### Exercise directions
Using the records below, locate all lines containing "this" and return them.
**** Records provided
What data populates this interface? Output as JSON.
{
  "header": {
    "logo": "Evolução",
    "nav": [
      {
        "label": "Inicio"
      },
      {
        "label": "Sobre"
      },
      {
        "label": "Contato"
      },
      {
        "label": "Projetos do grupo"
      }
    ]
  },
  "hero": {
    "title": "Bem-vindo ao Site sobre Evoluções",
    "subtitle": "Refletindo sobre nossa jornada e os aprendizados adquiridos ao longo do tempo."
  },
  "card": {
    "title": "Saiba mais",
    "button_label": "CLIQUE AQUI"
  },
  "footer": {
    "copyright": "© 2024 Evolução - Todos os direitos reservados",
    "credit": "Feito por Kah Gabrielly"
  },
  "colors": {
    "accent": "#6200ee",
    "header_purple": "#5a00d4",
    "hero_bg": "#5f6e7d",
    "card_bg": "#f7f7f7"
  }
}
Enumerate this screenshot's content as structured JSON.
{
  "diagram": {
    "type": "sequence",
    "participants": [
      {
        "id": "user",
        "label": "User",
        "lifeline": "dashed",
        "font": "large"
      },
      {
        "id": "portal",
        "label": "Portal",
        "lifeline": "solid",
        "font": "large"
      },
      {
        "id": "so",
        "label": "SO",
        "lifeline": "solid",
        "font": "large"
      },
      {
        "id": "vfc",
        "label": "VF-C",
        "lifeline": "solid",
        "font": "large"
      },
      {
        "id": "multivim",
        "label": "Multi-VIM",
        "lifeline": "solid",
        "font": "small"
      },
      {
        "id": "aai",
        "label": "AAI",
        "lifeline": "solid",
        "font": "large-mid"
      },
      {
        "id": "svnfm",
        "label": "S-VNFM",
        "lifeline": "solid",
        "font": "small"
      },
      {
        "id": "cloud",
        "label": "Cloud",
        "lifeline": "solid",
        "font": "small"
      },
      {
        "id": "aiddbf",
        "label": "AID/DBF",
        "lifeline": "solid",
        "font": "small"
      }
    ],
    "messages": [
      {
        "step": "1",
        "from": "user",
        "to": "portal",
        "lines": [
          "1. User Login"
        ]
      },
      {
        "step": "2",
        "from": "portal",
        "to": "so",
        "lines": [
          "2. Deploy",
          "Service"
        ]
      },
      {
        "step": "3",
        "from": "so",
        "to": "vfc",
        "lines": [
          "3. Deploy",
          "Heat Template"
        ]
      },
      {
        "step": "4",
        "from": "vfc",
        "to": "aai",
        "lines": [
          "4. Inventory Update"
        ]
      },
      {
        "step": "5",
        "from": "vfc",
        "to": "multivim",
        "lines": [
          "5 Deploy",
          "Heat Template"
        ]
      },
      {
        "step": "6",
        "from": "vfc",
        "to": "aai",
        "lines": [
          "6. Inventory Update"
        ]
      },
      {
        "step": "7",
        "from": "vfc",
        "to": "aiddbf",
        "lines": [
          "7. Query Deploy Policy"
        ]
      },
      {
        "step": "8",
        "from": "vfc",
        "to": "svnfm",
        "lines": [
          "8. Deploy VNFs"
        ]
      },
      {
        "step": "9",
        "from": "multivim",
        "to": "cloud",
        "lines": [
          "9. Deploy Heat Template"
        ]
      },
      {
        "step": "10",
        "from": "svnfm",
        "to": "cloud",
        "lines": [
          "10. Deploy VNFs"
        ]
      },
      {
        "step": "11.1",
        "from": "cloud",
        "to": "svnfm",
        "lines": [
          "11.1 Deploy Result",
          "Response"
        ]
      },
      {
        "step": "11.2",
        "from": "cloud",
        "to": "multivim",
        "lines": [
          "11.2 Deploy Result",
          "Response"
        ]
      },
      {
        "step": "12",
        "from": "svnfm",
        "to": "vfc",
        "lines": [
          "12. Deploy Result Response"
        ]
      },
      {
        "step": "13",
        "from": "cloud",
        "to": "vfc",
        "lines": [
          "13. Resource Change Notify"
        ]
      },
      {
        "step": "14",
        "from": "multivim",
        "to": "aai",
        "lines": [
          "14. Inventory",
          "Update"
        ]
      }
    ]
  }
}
********
### Solution
What data populates this interface? Output as JSON.
Enumerate this screenshot's content as structured JSON.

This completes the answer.